• Stated problem:
Collect each line containing "Query".

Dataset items
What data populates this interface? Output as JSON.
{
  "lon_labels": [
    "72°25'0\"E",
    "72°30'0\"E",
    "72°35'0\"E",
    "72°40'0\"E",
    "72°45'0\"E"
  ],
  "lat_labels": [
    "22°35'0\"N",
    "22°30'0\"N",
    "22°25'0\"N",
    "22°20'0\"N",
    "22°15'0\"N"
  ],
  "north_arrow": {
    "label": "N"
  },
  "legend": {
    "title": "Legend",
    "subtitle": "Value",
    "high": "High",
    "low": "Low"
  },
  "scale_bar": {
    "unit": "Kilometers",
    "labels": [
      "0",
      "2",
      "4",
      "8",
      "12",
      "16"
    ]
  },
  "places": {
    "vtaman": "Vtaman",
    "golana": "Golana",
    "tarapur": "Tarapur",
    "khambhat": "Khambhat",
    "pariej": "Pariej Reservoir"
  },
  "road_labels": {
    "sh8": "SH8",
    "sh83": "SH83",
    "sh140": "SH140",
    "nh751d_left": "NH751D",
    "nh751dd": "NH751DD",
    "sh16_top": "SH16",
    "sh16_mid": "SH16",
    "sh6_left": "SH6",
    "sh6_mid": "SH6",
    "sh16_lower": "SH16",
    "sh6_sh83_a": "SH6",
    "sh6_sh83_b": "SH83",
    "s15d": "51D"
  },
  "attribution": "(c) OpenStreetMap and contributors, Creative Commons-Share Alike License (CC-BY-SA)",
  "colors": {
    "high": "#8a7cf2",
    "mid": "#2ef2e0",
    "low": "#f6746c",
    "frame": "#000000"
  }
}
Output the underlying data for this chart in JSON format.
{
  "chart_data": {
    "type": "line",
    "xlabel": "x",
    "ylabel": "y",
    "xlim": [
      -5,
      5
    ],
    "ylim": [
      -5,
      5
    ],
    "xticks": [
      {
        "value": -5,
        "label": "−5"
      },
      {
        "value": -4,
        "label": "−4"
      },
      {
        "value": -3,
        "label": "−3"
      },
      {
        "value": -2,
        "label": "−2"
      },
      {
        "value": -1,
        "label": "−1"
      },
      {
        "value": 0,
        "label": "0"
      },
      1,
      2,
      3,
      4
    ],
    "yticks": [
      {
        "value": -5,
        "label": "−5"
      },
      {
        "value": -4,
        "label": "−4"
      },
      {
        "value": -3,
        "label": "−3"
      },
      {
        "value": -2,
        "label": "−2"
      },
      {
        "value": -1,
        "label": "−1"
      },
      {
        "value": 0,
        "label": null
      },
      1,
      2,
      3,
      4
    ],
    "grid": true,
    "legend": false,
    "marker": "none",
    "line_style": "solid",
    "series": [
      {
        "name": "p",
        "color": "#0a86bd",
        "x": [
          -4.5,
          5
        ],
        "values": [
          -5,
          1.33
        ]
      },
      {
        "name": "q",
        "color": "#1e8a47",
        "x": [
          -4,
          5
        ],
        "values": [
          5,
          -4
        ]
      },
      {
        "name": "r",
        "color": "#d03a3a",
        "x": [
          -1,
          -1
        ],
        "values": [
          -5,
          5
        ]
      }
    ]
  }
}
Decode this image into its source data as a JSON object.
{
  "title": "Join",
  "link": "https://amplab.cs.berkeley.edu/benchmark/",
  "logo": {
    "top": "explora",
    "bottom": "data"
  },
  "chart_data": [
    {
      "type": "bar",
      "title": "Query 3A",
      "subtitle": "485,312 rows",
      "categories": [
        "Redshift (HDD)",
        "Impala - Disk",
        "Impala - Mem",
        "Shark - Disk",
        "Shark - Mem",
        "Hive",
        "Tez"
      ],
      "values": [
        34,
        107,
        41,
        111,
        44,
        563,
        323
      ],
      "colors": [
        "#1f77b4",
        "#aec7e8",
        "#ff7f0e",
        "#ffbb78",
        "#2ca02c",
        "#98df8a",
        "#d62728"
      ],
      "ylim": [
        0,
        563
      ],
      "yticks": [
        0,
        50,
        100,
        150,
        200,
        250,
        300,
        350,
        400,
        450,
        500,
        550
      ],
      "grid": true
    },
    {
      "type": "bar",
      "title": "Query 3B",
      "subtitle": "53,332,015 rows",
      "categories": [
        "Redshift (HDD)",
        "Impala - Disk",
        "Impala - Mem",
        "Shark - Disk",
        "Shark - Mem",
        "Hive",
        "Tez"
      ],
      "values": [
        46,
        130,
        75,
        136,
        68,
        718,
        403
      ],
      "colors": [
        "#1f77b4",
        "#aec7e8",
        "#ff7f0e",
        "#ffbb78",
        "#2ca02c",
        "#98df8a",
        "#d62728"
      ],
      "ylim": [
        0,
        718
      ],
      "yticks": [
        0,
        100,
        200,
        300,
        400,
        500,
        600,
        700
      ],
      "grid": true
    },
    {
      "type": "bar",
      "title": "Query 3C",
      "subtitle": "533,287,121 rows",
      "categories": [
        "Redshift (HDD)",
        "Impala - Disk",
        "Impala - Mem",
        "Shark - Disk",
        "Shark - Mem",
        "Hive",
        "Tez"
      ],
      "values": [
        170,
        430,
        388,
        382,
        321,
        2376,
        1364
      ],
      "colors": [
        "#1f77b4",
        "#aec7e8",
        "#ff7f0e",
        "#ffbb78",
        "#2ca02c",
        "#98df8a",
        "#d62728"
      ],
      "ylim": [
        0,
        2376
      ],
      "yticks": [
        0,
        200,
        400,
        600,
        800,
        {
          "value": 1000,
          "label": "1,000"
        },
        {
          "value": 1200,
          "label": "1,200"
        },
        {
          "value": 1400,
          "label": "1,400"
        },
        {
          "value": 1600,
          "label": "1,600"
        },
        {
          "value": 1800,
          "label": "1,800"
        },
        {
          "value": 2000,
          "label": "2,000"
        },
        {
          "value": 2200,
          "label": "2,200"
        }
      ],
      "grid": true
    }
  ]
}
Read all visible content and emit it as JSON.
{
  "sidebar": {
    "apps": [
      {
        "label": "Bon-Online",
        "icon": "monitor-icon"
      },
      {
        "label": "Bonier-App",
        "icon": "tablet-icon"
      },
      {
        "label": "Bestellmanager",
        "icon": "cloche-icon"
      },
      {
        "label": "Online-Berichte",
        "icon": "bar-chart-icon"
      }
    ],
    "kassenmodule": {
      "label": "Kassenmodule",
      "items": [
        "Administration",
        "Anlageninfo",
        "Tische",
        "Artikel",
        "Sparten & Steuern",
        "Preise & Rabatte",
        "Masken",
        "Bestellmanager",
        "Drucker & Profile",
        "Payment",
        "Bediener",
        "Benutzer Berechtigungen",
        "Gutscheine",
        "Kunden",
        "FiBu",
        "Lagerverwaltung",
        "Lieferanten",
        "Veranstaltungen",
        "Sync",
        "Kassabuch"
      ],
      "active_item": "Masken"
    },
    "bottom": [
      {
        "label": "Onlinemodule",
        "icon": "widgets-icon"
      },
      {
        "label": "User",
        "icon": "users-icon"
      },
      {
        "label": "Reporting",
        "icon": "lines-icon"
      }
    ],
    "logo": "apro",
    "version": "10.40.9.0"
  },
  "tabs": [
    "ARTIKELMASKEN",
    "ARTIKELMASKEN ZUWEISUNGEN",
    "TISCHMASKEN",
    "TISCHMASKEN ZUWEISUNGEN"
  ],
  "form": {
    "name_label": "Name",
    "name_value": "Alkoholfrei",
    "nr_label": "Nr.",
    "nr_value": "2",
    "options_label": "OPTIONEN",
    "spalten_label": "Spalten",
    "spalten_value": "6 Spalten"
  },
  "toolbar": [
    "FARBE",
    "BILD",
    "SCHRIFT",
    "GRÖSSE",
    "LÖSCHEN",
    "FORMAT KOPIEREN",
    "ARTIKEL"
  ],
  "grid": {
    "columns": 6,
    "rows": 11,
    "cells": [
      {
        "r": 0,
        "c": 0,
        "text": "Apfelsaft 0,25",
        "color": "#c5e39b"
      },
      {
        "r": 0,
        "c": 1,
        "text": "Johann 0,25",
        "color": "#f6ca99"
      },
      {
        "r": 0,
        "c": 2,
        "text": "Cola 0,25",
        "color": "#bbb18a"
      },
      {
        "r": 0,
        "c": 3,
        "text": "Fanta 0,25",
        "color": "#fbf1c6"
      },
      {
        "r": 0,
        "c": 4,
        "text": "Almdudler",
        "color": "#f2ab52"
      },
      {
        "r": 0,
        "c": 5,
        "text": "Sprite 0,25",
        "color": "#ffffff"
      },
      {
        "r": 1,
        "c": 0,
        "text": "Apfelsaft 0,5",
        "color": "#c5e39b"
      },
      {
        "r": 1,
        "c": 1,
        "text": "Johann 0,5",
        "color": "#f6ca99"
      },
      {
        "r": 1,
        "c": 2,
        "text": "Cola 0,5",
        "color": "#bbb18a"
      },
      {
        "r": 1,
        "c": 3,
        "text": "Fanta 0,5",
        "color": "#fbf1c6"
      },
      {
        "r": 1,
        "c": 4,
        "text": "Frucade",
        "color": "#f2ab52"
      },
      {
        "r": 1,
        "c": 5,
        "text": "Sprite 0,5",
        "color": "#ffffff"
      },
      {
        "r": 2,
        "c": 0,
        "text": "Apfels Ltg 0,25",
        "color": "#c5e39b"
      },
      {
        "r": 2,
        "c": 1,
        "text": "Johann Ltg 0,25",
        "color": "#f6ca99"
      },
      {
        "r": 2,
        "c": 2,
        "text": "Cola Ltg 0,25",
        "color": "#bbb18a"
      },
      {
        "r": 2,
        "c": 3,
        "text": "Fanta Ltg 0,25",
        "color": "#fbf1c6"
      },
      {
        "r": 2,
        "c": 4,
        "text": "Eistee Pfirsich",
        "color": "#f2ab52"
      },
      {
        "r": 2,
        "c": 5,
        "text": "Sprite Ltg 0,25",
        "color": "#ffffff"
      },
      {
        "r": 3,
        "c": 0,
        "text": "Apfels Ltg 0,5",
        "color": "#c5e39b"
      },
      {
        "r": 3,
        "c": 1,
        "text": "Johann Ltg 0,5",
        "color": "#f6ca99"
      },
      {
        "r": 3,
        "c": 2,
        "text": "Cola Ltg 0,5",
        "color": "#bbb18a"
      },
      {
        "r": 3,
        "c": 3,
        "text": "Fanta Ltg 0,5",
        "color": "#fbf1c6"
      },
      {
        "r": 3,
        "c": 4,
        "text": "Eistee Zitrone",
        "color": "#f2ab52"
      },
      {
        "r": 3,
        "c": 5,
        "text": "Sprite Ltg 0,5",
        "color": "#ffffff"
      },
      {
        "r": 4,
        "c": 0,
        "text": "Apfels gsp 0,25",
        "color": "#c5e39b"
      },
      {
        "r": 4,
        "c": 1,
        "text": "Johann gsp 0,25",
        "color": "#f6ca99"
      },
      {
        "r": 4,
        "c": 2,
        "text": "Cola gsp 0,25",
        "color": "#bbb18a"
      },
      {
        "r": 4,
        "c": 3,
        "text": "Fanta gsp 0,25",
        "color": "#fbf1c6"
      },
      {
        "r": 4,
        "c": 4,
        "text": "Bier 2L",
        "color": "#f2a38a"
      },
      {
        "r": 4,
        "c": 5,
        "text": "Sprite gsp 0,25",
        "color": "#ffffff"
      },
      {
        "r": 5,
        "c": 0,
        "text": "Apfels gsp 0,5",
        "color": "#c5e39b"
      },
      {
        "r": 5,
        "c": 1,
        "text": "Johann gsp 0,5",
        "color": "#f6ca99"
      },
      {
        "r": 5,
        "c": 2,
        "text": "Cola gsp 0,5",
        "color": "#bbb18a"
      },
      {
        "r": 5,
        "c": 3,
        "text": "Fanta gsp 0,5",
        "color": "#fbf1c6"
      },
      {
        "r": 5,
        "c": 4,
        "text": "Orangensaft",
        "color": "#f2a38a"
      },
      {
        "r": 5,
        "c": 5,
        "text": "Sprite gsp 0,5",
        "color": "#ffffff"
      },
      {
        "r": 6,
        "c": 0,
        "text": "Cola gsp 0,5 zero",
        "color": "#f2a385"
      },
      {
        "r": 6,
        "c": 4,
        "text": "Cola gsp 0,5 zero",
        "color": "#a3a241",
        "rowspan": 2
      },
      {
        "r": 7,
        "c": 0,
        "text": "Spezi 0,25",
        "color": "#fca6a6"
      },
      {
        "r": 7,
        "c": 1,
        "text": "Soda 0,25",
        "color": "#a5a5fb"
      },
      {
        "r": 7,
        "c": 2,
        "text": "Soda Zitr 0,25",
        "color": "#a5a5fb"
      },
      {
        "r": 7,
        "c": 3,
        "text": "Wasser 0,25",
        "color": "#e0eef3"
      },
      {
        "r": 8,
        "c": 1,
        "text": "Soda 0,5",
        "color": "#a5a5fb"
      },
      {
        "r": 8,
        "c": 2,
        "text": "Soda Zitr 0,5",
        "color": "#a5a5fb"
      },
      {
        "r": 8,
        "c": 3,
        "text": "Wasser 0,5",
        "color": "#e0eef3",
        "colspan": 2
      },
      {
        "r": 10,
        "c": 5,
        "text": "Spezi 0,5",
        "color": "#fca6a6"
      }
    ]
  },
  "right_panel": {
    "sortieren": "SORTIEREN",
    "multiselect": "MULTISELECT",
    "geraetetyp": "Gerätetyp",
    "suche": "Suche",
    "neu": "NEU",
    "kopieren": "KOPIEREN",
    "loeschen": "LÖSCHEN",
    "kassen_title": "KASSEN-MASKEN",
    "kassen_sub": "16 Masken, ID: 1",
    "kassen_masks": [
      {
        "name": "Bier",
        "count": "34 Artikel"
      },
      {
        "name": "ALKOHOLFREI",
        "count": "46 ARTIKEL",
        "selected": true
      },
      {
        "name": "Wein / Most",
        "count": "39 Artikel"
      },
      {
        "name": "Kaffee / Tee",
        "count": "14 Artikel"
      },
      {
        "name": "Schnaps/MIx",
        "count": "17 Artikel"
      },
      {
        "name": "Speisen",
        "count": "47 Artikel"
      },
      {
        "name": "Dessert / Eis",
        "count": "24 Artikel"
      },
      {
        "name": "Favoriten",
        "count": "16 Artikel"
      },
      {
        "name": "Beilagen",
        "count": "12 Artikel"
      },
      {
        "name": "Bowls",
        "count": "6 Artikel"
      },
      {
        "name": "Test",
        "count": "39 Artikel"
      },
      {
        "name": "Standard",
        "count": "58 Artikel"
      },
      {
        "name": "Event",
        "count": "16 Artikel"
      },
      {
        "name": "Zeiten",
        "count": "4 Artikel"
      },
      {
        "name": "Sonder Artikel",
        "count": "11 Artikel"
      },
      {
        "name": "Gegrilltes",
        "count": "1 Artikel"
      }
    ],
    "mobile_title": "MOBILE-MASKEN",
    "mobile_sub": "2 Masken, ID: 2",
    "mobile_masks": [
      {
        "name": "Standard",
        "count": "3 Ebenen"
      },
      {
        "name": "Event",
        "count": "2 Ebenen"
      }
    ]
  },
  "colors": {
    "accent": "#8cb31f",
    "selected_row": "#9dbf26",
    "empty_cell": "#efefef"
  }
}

• Full output:
      "title": "Query 3A",
      "title": "Query 3B",
      "title": "Query 3C",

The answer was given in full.